# start of DATA EXCERPTS

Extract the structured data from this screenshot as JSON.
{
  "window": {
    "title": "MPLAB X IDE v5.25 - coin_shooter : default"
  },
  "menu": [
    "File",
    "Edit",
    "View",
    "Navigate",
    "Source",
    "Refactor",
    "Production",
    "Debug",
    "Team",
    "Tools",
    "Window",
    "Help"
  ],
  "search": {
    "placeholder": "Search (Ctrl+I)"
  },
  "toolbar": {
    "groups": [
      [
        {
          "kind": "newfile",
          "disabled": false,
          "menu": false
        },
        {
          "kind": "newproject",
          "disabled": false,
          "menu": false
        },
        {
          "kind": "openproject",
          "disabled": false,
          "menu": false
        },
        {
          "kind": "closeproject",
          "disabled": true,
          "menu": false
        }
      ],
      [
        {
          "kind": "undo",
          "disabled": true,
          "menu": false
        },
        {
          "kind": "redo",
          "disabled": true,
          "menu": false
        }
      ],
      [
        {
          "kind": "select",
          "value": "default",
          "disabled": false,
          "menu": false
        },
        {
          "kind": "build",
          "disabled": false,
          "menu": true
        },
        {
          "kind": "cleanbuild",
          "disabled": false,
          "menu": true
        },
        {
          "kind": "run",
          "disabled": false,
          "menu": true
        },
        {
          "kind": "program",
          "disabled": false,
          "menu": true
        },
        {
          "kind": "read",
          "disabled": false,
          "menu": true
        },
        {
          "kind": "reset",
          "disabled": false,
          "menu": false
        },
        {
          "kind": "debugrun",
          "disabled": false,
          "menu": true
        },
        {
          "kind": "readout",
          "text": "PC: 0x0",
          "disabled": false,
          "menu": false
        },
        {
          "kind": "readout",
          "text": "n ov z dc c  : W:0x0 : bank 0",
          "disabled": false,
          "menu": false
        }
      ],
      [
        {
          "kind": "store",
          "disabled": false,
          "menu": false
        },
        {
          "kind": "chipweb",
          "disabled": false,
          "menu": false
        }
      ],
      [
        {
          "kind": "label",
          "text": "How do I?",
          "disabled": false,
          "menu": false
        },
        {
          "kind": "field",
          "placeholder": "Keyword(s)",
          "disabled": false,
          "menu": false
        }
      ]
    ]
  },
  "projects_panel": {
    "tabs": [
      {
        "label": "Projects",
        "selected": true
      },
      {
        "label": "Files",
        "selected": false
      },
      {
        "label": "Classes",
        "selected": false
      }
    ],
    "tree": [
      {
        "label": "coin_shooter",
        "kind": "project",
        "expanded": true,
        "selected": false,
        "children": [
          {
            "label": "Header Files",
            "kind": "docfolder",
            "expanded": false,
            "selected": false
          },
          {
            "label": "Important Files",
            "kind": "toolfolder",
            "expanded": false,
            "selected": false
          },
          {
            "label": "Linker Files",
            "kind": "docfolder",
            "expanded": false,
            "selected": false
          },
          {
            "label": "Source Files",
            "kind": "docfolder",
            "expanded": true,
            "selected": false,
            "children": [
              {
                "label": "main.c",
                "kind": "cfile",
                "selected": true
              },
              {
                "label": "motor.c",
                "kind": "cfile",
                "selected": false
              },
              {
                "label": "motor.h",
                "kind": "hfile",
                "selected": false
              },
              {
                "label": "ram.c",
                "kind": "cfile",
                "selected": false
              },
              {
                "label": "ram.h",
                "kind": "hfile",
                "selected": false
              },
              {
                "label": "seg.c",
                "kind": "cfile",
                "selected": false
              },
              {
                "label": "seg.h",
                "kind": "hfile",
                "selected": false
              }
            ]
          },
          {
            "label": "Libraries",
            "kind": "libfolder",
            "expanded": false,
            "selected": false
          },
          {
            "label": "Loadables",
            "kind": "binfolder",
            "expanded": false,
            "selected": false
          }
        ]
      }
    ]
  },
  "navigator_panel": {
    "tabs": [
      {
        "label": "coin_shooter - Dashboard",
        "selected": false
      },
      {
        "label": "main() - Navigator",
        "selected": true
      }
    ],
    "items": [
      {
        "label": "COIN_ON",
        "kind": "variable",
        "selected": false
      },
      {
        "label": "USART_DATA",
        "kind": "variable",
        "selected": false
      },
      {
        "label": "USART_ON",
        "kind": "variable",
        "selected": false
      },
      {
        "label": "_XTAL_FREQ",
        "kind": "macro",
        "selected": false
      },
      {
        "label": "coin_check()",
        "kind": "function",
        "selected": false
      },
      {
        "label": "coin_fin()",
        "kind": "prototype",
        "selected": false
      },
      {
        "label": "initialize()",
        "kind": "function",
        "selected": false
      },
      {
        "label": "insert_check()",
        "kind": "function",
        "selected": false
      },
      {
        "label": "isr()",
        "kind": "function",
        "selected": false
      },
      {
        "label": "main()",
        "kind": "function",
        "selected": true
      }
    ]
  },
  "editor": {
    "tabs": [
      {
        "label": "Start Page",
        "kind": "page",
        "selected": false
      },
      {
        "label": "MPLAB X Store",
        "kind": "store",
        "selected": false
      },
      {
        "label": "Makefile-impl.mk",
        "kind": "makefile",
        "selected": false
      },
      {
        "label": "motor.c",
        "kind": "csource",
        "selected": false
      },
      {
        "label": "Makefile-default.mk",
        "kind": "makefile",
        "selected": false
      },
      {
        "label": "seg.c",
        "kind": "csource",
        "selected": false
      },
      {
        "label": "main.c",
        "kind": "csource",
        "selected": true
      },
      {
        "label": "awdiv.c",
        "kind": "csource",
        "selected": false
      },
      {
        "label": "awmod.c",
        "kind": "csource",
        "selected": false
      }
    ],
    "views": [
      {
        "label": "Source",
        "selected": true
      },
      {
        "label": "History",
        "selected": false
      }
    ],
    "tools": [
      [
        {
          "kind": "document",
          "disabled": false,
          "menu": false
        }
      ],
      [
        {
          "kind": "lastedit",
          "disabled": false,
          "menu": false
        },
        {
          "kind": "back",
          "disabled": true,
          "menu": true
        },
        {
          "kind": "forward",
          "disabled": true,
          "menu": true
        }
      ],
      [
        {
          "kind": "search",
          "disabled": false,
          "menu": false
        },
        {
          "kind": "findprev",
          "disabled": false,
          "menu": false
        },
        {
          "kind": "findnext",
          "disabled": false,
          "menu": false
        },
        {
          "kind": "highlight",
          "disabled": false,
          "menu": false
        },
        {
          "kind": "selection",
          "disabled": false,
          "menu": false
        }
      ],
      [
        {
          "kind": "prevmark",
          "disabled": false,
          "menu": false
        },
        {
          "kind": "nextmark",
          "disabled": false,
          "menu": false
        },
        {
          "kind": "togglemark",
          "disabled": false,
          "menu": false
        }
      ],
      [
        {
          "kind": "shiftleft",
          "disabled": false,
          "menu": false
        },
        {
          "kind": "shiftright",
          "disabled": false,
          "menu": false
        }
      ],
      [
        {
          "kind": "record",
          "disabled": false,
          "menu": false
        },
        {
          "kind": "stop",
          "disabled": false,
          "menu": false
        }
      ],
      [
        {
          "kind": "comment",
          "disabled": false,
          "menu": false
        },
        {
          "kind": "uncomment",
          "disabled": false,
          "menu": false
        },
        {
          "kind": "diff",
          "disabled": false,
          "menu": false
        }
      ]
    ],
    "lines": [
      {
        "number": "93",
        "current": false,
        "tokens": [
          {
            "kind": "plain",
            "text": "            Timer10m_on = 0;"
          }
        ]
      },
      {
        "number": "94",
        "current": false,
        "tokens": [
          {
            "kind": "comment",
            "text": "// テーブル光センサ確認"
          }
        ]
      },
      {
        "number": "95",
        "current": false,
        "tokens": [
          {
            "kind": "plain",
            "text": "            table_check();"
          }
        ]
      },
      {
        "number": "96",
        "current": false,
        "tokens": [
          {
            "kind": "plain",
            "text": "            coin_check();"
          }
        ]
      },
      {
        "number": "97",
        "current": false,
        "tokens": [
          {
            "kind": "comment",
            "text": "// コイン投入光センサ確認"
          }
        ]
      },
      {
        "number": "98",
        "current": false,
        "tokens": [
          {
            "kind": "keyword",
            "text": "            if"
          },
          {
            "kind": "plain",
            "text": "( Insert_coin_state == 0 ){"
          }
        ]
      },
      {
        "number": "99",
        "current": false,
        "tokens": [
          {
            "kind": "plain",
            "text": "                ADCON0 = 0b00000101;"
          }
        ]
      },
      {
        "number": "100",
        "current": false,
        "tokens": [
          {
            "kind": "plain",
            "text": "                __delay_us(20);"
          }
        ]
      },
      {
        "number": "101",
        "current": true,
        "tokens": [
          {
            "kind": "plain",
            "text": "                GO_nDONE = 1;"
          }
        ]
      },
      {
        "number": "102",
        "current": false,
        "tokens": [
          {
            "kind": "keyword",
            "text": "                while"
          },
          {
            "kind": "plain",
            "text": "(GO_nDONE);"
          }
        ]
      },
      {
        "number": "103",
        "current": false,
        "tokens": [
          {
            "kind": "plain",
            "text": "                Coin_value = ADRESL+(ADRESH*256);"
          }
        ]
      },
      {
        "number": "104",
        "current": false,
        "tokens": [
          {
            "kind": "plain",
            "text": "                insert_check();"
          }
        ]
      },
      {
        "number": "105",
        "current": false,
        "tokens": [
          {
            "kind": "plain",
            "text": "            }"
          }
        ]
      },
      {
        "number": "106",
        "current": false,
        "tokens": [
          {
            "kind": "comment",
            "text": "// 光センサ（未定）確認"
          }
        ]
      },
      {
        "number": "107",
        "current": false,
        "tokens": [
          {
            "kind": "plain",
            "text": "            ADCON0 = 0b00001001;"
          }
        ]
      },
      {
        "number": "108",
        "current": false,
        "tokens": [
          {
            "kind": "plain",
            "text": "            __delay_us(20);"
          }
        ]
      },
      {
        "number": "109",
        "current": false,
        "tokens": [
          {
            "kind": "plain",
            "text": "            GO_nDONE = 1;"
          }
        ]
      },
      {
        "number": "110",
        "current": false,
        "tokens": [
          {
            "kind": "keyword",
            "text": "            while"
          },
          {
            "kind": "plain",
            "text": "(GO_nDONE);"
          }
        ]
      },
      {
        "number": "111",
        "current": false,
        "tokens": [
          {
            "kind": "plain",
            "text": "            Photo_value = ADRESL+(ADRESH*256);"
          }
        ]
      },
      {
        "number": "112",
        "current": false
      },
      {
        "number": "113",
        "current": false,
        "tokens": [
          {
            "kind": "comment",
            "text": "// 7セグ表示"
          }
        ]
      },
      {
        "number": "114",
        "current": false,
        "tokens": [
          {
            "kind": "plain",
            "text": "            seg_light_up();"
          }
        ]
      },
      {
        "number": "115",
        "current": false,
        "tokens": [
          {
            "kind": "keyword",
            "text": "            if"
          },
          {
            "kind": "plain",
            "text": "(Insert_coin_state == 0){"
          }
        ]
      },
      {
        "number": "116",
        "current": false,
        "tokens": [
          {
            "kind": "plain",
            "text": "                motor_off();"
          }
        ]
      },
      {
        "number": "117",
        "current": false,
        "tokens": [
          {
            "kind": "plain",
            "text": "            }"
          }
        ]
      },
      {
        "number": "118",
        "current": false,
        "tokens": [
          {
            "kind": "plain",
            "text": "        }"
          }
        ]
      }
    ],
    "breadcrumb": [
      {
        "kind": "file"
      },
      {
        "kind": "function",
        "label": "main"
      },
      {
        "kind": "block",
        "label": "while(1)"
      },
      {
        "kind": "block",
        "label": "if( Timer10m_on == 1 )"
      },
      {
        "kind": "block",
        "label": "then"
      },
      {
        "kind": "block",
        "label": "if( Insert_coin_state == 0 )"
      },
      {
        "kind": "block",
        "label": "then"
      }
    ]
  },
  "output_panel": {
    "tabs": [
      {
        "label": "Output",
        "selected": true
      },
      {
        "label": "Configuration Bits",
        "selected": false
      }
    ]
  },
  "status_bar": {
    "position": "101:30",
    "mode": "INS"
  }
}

# end of DATA EXCERPTS

*GIVEN PROBLEM*: Copy, from the material, each line that holds the string "Files".

*OUTPUT FOR THIS TASK*:
        "label": "Files",
            "label": "Header Files",
            "label": "Important Files",
            "label": "Linker Files",
            "label": "Source Files",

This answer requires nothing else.